EXERCISE:
Change every "faded-menu-item" in the rows below to "dimmed-menu-item" and reproduce them otherwise unchanged, leaving out the pictures.

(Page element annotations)

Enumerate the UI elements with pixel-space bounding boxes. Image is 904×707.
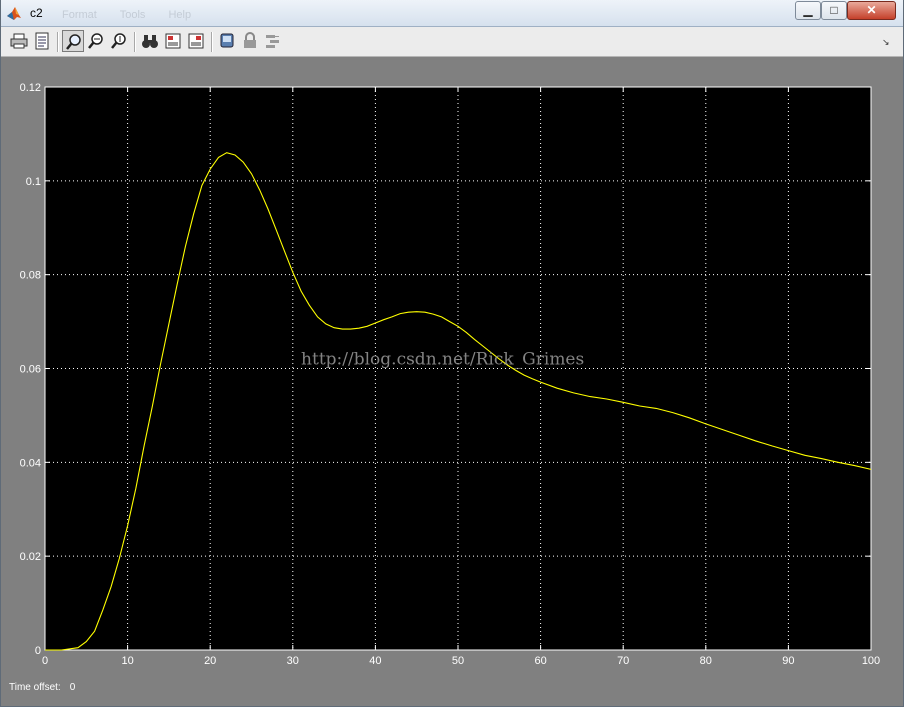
x-tick-label: 90	[782, 655, 794, 667]
toolbar-separator	[134, 32, 136, 52]
window-title: c2	[30, 6, 43, 20]
autoscale-icon[interactable]	[139, 30, 161, 52]
signal-selection-icon[interactable]	[262, 30, 284, 52]
toolbar-separator	[211, 32, 213, 52]
zoom-icon[interactable]	[62, 30, 84, 52]
x-tick-label: 80	[700, 655, 712, 667]
faded-menu-item: Help	[168, 9, 192, 21]
print-icon[interactable]	[8, 30, 30, 52]
x-tick-label: 60	[534, 655, 546, 667]
close-button[interactable]: ✕	[847, 1, 896, 20]
minimize-button[interactable]: ▁	[795, 1, 821, 20]
zoom-x-icon[interactable]	[85, 30, 107, 52]
x-tick-label: 100	[862, 655, 880, 667]
time-offset-value: 0	[69, 682, 76, 693]
y-tick-label: 0.04	[20, 457, 41, 469]
x-tick-label: 0	[42, 655, 48, 667]
x-tick-label: 50	[452, 655, 464, 667]
watermark-text: http://blog.csdn.net/Rick_Grimes	[301, 350, 584, 370]
faded-menu-item: Format	[62, 9, 97, 21]
y-tick-label: 0.12	[20, 82, 41, 94]
x-tick-label: 20	[204, 655, 216, 667]
time-offset-readout: Time offset: 0	[9, 682, 75, 693]
restore-axes-icon[interactable]	[185, 30, 207, 52]
save-axes-icon[interactable]	[162, 30, 184, 52]
y-tick-label: 0.02	[20, 551, 41, 563]
y-tick-label: 0.1	[26, 176, 41, 188]
zoom-y-icon[interactable]	[108, 30, 130, 52]
y-tick-label: 0.06	[20, 364, 41, 376]
faded-menu-bar: Format Tools Help	[62, 9, 211, 21]
scope-toolbar: ↘	[0, 27, 904, 57]
y-tick-label: 0.08	[20, 270, 41, 282]
x-tick-label: 30	[287, 655, 299, 667]
matlab-logo-icon	[6, 5, 22, 21]
time-offset-label: Time offset:	[9, 682, 61, 693]
scope-display: 0 10 20 30 40 50 60 70 80 90 100 0 0.02 0.04 0.06 0.08 0…	[8, 57, 896, 699]
scope-plot[interactable]: 0 10 20 30 40 50 60 70 80 90 100 0 0.02 0.04 0.06 0.08 0…	[8, 57, 896, 679]
maximize-button[interactable]: □	[821, 1, 847, 20]
faded-menu-item: Tools	[119, 9, 146, 21]
window-titlebar: c2 Format Tools Help ▁ □ ✕	[0, 0, 904, 27]
parameters-icon[interactable]	[31, 30, 53, 52]
x-tick-label: 10	[121, 655, 133, 667]
toolbar-overflow-icon[interactable]: ↘	[882, 37, 890, 48]
floating-scope-icon[interactable]	[216, 30, 238, 52]
toolbar-separator	[57, 32, 59, 52]
x-tick-label: 70	[617, 655, 629, 667]
y-tick-label: 0	[35, 645, 41, 657]
x-tick-label: 40	[369, 655, 381, 667]
lock-axes-icon[interactable]	[239, 30, 261, 52]
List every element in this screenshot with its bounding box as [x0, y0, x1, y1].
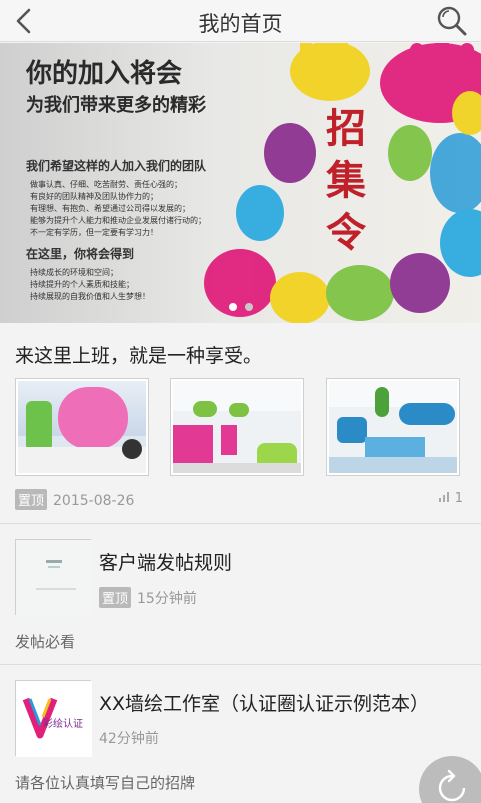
post-image-thumbnail[interactable] — [170, 378, 304, 476]
pinned-badge: 置顶 — [99, 587, 132, 608]
search-icon[interactable] — [435, 4, 469, 38]
banner-subheadline: 为我们带来更多的精彩 — [26, 95, 206, 116]
top-nav-bar: 我的首页 — [0, 0, 481, 42]
post-date: 2015-08-26 — [53, 493, 135, 509]
banner-line: 做事认真、仔细、吃苦耐劳、责任心强的； — [30, 180, 182, 189]
banner-line: 有良好的团队精神及团队协作力的； — [30, 192, 158, 201]
refresh-button[interactable] — [419, 756, 481, 803]
carousel-indicator — [0, 296, 481, 315]
post-item-studio[interactable]: 彩绘认证 XX墙绘工作室（认证圈认证示例范本） 42分钟前 请各位认真填写自己的… — [0, 665, 481, 803]
post-title: 客户端发帖规则 — [99, 552, 233, 574]
post-title: XX墙绘工作室（认证圈认证示例范本） — [99, 693, 430, 715]
banner-big-title: 招集令 — [326, 105, 366, 256]
post-image-thumbnail[interactable] — [15, 378, 149, 476]
banner-line: 有理想、有抱负、希望通过公司得以发展的； — [30, 204, 190, 213]
post-thumbnail: 彩绘认证 — [15, 680, 92, 757]
banner-line: 能够为提升个人能力和推动企业发展付诸行动的； — [30, 216, 206, 225]
page-title: 我的首页 — [198, 12, 283, 36]
post-image-thumbnail[interactable] — [326, 378, 460, 476]
svg-text:彩绘认证: 彩绘认证 — [43, 717, 83, 730]
post-thumbnail — [15, 539, 92, 616]
post-meta: 置顶 15分钟前 — [99, 587, 197, 608]
hero-banner-carousel[interactable]: 你的加入将会 为我们带来更多的精彩 我们希望这样的人加入我们的团队 做事认真、仔… — [0, 43, 481, 323]
view-count-value: 1 — [454, 491, 463, 506]
bar-chart-icon — [438, 492, 449, 502]
carousel-dot[interactable] — [244, 303, 253, 311]
banner-line: 不一定有学历，但一定要有学习力！ — [30, 228, 158, 237]
post-summary: 请各位认真填写自己的招牌 — [15, 774, 196, 792]
post-meta: 置顶 2015-08-26 — [15, 489, 134, 510]
post-summary: 发帖必看 — [15, 633, 76, 651]
post-item-office[interactable]: 来这里上班，就是一种享受。 置顶 2015-08-26 1 — [0, 323, 481, 523]
refresh-icon — [438, 769, 466, 802]
view-count: 1 — [438, 491, 463, 506]
banner-call: 我们希望这样的人加入我们的团队 — [26, 159, 207, 173]
banner-gain: 持续成长的环境和空间； — [30, 268, 118, 277]
post-time-ago: 15分钟前 — [137, 591, 197, 607]
post-headline: 来这里上班，就是一种享受。 — [15, 345, 263, 367]
carousel-dot-active[interactable] — [228, 303, 237, 311]
banner-gain-title: 在这里，你将会得到 — [26, 247, 135, 261]
banner-headline: 你的加入将会 — [26, 59, 183, 89]
post-item-rules[interactable]: 客户端发帖规则 置顶 15分钟前 发帖必看 — [0, 524, 481, 664]
studio-logo-icon: 彩绘认证 — [16, 681, 92, 757]
banner-gain: 持续提升的个人素质和技能； — [30, 280, 134, 289]
document-cover-image — [16, 540, 92, 616]
post-time-ago: 42分钟前 — [99, 731, 159, 747]
pinned-badge: 置顶 — [15, 489, 48, 510]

EXERCISE RESPONSE:
Enumerate the UI elements with pixel-space bounding boxes. Image is 904×707.
x-tick-label: 90	[782, 655, 794, 667]
toolbar-separator	[134, 32, 136, 52]
window-title: c2	[30, 6, 43, 20]
autoscale-icon[interactable]	[139, 30, 161, 52]
signal-selection-icon[interactable]	[262, 30, 284, 52]
toolbar-separator	[211, 32, 213, 52]
zoom-icon[interactable]	[62, 30, 84, 52]
x-tick-label: 80	[700, 655, 712, 667]
dimmed-menu-item: Help	[168, 9, 192, 21]
print-icon[interactable]	[8, 30, 30, 52]
x-tick-label: 60	[534, 655, 546, 667]
close-button[interactable]: ✕	[847, 1, 896, 20]
minimize-button[interactable]: ▁	[795, 1, 821, 20]
zoom-x-icon[interactable]	[85, 30, 107, 52]
x-tick-label: 100	[862, 655, 880, 667]
time-offset-value: 0	[69, 682, 76, 693]
y-tick-label: 0.04	[20, 457, 41, 469]
x-tick-label: 0	[42, 655, 48, 667]
x-tick-label: 50	[452, 655, 464, 667]
watermark-text: http://blog.csdn.net/Rick_Grimes	[301, 350, 584, 370]
dimmed-menu-item: Format	[62, 9, 97, 21]
y-tick-label: 0.12	[20, 82, 41, 94]
x-tick-label: 20	[204, 655, 216, 667]
time-offset-readout: Time offset: 0	[9, 682, 75, 693]
restore-axes-icon[interactable]	[185, 30, 207, 52]
save-axes-icon[interactable]	[162, 30, 184, 52]
y-tick-label: 0.02	[20, 551, 41, 563]
y-tick-label: 0.1	[26, 176, 41, 188]
zoom-y-icon[interactable]	[108, 30, 130, 52]
y-tick-label: 0.06	[20, 364, 41, 376]
faded-menu-bar: Format Tools Help	[62, 9, 211, 21]
scope-toolbar: ↘	[0, 27, 904, 57]
y-tick-label: 0.08	[20, 270, 41, 282]
x-tick-label: 30	[287, 655, 299, 667]
matlab-logo-icon	[6, 5, 22, 21]
time-offset-label: Time offset:	[9, 682, 61, 693]
scope-display: 0 10 20 30 40 50 60 70 80 90 100 0 0.02 0.04 0.06 0.08 0…	[8, 57, 896, 699]
scope-plot[interactable]: 0 10 20 30 40 50 60 70 80 90 100 0 0.02 0.04 0.06 0.08 0…	[8, 57, 896, 679]
maximize-button[interactable]: □	[821, 1, 847, 20]
dimmed-menu-item: Tools	[119, 9, 146, 21]
window-titlebar: c2 Format Tools Help ▁ □ ✕	[0, 0, 904, 27]
parameters-icon[interactable]	[31, 30, 53, 52]
x-tick-label: 10	[121, 655, 133, 667]
toolbar-overflow-icon[interactable]: ↘	[882, 37, 890, 48]
floating-scope-icon[interactable]	[216, 30, 238, 52]
toolbar-separator	[57, 32, 59, 52]
x-tick-label: 70	[617, 655, 629, 667]
y-tick-label: 0	[35, 645, 41, 657]
x-tick-label: 40	[369, 655, 381, 667]
lock-axes-icon[interactable]	[239, 30, 261, 52]
List every element in this screenshot with its bounding box as [x0, y0, x1, y1].
post-image-thumbnail[interactable] — [170, 378, 304, 476]
pinned-badge: 置顶 — [99, 587, 132, 608]
search-icon[interactable] — [435, 4, 469, 38]
banner-subheadline: 为我们带来更多的精彩 — [26, 95, 206, 116]
top-nav-bar: 我的首页 — [0, 0, 481, 42]
post-date: 2015-08-26 — [53, 493, 135, 509]
banner-line: 做事认真、仔细、吃苦耐劳、责任心强的； — [30, 180, 182, 189]
banner-line: 有良好的团队精神及团队协作力的； — [30, 192, 158, 201]
refresh-button[interactable] — [419, 756, 481, 803]
carousel-indicator — [0, 296, 481, 315]
post-item-studio[interactable]: 彩绘认证 XX墙绘工作室（认证圈认证示例范本） 42分钟前 请各位认真填写自己的… — [0, 665, 481, 803]
post-title: 客户端发帖规则 — [99, 552, 233, 574]
post-title: XX墙绘工作室（认证圈认证示例范本） — [99, 693, 430, 715]
banner-big-title: 招集令 — [326, 105, 366, 256]
post-image-thumbnail[interactable] — [15, 378, 149, 476]
banner-line: 有理想、有抱负、希望通过公司得以发展的； — [30, 204, 190, 213]
post-thumbnail: 彩绘认证 — [15, 680, 92, 757]
banner-line: 能够为提升个人能力和推动企业发展付诸行动的； — [30, 216, 206, 225]
page-title: 我的首页 — [198, 12, 283, 36]
post-image-thumbnail[interactable] — [326, 378, 460, 476]
svg-text:彩绘认证: 彩绘认证 — [43, 717, 83, 730]
post-thumbnail — [15, 539, 92, 616]
post-meta: 置顶 15分钟前 — [99, 587, 197, 608]
hero-banner-carousel[interactable]: 你的加入将会 为我们带来更多的精彩 我们希望这样的人加入我们的团队 做事认真、仔… — [0, 43, 481, 323]
view-count-value: 1 — [454, 491, 463, 506]
bar-chart-icon — [438, 492, 449, 502]
carousel-dot[interactable] — [244, 303, 253, 311]
banner-line: 不一定有学历，但一定要有学习力！ — [30, 228, 158, 237]
post-summary: 请各位认真填写自己的招牌 — [15, 774, 196, 792]
post-meta: 置顶 2015-08-26 — [15, 489, 134, 510]
post-summary: 发帖必看 — [15, 633, 76, 651]
post-item-office[interactable]: 来这里上班，就是一种享受。 置顶 2015-08-26 1 — [0, 323, 481, 523]
refresh-icon — [438, 769, 466, 802]
view-count: 1 — [438, 491, 463, 506]
banner-call: 我们希望这样的人加入我们的团队 — [26, 159, 207, 173]
banner-gain: 持续成长的环境和空间； — [30, 268, 118, 277]
post-time-ago: 15分钟前 — [137, 591, 197, 607]
post-headline: 来这里上班，就是一种享受。 — [15, 345, 263, 367]
carousel-dot-active[interactable] — [228, 303, 237, 311]
banner-gain-title: 在这里，你将会得到 — [26, 247, 135, 261]
banner-headline: 你的加入将会 — [26, 59, 183, 89]
post-item-rules[interactable]: 客户端发帖规则 置顶 15分钟前 发帖必看 — [0, 524, 481, 664]
studio-logo-icon: 彩绘认证 — [16, 681, 92, 757]
banner-gain: 持续提升的个人素质和技能； — [30, 280, 134, 289]
document-cover-image — [16, 540, 92, 616]
post-time-ago: 42分钟前 — [99, 731, 159, 747]
pinned-badge: 置顶 — [15, 489, 48, 510]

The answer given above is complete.